--- Begin Records shown ---

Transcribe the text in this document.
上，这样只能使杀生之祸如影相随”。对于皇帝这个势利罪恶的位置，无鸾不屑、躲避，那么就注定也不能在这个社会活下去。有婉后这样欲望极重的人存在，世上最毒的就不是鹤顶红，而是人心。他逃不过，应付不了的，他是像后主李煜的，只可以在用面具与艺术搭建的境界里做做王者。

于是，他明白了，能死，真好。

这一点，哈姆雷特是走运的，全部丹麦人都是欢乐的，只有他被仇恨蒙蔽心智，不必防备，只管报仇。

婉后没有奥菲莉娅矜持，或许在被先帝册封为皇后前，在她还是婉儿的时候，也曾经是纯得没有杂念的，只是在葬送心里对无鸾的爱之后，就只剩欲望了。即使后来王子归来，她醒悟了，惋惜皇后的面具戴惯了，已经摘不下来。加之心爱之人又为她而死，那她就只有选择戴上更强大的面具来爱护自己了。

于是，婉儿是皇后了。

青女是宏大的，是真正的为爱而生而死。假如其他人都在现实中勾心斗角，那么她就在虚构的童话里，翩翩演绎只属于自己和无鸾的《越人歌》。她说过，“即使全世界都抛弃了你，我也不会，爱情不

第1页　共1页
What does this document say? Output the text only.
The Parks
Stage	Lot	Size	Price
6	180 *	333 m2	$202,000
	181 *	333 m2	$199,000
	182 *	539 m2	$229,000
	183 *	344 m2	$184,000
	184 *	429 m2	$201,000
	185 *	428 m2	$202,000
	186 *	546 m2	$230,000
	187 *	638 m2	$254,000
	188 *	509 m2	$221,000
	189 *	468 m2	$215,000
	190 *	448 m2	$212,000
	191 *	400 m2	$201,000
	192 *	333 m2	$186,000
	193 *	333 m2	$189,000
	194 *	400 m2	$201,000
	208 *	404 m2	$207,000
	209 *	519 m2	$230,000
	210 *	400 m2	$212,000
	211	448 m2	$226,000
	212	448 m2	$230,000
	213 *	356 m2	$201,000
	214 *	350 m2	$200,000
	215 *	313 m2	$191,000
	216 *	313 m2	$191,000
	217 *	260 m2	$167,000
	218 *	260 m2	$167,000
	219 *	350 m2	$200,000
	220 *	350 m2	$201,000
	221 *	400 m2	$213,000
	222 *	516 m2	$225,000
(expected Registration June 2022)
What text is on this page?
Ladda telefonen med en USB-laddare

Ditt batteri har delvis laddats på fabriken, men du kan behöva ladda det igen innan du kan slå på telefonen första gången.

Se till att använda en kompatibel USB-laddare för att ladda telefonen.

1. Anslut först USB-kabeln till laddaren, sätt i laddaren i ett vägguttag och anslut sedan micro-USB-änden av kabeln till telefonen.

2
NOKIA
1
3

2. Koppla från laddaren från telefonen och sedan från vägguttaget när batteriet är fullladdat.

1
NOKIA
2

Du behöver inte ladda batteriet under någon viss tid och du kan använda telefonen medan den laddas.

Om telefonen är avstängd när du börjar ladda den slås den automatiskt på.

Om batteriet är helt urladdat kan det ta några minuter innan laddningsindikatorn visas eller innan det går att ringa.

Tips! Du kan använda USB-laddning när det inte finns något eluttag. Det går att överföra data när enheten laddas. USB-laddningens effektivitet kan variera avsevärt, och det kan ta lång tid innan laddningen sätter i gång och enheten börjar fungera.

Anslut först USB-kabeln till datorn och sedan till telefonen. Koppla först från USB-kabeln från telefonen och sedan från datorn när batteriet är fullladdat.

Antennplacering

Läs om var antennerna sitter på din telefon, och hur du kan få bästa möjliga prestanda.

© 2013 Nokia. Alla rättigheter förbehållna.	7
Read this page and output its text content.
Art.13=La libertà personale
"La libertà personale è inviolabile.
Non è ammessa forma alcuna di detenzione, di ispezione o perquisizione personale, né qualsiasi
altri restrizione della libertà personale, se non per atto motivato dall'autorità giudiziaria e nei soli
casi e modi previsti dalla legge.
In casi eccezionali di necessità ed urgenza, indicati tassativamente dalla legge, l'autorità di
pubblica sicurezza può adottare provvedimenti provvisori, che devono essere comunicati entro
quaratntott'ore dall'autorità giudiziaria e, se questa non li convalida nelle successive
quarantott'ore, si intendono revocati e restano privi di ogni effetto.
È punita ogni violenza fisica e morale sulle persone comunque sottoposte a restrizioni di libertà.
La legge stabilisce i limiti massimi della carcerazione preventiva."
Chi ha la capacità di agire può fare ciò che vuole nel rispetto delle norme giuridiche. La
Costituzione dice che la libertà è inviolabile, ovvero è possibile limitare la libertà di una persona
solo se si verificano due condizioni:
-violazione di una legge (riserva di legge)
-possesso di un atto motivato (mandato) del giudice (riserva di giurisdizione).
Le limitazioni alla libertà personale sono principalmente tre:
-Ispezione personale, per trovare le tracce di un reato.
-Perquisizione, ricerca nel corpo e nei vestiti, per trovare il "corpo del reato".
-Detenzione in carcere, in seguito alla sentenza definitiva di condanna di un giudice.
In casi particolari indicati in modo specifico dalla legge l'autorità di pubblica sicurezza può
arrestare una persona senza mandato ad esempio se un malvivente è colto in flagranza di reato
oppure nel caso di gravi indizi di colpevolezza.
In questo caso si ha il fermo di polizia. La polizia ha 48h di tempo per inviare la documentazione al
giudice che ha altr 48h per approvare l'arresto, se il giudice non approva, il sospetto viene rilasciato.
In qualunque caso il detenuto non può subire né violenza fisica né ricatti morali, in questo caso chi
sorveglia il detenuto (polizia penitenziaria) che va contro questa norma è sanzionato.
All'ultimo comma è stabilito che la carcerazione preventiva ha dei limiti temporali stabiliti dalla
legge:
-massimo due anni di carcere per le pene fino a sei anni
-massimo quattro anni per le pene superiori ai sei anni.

--- End Records shown ---

The answer must consist solely of the number of lines in the entries that contain the word "innan".

3